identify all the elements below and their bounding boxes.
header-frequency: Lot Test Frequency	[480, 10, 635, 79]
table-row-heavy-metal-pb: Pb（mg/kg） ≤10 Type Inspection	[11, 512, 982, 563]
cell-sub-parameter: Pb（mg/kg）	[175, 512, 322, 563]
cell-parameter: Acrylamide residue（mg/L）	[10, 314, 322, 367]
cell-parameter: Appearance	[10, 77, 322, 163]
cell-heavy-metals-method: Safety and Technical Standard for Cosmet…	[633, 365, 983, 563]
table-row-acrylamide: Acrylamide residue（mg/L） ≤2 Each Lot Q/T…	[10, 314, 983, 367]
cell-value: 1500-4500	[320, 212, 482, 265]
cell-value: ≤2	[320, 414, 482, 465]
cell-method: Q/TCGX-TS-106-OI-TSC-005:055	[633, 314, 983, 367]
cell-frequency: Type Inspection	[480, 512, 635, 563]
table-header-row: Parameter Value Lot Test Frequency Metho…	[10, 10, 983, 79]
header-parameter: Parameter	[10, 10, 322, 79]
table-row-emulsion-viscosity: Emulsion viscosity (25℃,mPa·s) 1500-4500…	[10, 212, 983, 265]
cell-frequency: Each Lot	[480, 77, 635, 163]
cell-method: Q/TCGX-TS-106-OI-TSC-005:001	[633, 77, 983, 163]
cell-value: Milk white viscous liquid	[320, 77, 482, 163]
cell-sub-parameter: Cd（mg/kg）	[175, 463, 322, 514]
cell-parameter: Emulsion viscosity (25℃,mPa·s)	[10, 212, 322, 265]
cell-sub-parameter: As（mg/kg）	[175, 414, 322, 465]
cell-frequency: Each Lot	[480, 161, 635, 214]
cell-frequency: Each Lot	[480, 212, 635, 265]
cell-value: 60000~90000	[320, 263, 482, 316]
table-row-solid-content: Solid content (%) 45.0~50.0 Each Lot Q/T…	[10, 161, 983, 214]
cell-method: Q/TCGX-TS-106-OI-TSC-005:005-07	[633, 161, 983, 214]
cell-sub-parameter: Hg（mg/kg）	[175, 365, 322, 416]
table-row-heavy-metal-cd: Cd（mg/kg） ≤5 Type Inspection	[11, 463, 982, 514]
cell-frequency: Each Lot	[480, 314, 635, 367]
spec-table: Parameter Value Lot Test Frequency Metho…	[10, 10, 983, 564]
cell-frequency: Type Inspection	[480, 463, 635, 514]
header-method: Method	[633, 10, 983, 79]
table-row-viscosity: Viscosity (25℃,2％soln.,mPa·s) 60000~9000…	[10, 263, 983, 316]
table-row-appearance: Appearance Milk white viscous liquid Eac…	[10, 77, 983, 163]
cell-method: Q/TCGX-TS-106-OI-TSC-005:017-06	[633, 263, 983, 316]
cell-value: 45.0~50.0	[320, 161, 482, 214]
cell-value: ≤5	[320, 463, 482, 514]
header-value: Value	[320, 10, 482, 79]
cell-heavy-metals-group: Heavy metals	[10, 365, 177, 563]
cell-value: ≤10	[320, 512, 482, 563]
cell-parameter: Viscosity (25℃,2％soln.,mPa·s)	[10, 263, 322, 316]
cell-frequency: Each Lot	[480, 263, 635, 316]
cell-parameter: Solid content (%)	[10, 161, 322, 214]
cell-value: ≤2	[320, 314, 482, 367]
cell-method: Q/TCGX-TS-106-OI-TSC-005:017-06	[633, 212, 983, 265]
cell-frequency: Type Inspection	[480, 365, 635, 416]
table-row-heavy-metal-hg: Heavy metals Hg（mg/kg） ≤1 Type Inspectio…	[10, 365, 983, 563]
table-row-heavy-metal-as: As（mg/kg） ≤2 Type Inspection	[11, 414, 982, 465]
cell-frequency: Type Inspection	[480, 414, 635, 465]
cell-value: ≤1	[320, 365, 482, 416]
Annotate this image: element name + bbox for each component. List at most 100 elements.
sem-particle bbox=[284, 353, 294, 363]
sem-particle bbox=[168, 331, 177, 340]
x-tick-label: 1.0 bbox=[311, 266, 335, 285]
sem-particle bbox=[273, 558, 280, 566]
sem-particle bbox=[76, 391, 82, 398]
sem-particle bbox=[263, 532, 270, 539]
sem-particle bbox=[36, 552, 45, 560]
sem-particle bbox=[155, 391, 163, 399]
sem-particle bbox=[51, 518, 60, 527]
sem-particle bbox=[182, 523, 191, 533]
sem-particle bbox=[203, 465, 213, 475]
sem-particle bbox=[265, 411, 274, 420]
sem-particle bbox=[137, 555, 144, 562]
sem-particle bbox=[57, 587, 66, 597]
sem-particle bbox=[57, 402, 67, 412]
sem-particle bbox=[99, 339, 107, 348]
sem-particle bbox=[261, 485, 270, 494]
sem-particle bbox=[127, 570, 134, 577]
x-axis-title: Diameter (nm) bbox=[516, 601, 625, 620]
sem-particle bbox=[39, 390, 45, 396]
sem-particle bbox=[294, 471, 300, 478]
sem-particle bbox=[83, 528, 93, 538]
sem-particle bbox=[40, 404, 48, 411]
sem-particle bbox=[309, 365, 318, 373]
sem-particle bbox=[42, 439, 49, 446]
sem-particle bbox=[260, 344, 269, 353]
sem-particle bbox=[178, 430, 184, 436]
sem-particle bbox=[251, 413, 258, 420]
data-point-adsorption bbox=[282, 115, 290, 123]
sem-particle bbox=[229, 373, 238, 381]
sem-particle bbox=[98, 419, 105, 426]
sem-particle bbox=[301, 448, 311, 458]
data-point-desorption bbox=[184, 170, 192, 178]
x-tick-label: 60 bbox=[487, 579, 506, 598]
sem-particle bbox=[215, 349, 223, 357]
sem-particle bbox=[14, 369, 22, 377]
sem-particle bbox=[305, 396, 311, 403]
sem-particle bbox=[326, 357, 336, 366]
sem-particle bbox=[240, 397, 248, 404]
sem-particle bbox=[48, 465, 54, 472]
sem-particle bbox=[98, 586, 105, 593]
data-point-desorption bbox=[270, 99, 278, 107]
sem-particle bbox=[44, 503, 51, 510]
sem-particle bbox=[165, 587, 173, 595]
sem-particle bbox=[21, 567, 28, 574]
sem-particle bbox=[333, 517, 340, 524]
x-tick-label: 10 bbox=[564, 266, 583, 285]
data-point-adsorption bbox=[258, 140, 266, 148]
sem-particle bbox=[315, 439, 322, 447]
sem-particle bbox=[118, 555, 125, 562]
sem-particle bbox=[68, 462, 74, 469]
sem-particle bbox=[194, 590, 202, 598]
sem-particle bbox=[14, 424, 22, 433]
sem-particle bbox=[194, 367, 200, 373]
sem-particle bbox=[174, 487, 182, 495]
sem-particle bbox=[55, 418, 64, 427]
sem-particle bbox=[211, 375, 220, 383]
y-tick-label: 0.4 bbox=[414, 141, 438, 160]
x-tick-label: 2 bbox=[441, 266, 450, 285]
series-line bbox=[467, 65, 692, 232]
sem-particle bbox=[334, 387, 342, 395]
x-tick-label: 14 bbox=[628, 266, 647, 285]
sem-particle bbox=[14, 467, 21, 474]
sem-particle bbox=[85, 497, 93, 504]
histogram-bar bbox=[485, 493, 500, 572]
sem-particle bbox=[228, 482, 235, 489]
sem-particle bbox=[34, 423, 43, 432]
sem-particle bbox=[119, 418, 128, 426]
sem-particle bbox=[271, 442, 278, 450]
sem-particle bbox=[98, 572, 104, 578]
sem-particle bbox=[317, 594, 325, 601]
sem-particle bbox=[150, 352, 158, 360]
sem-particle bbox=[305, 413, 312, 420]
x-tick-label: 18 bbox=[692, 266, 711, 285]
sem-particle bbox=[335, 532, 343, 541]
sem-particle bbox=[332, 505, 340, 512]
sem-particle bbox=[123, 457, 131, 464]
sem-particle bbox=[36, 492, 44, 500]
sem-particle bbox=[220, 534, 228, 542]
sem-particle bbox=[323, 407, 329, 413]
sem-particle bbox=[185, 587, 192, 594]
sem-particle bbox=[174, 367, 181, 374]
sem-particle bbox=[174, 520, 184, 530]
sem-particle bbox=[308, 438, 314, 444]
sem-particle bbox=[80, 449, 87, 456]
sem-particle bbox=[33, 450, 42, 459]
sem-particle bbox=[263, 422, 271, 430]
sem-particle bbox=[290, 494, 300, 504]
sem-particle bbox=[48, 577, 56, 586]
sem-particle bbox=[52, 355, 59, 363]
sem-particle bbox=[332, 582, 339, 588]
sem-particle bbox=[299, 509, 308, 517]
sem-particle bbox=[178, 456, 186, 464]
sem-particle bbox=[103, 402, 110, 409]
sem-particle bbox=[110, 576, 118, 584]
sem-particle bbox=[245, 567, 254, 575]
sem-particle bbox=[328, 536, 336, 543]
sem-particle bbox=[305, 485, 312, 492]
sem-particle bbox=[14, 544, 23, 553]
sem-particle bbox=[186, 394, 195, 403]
=====
GIVEN TASK ▸ Reproduce the rows from the first one through the line containing "414, 482, 465]", substituting "Acrylamide content" for every occurrence of "Acrylamide residue" and leaving everything else unchanged.

REPLY TO THE TASK ▸
identify all the elements below and their bounding boxes.
header-frequency: Lot Test Frequency	[480, 10, 635, 79]
table-row-heavy-metal-pb: Pb（mg/kg） ≤10 Type Inspection	[11, 512, 982, 563]
cell-sub-parameter: Pb（mg/kg）	[175, 512, 322, 563]
cell-parameter: Acrylamide content（mg/L）	[10, 314, 322, 367]
cell-parameter: Appearance	[10, 77, 322, 163]
cell-heavy-metals-method: Safety and Technical Standard for Cosmet…	[633, 365, 983, 563]
table-row-acrylamide: Acrylamide content（mg/L） ≤2 Each Lot Q/T…	[10, 314, 983, 367]
cell-value: 1500-4500	[320, 212, 482, 265]
cell-value: ≤2	[320, 414, 482, 465]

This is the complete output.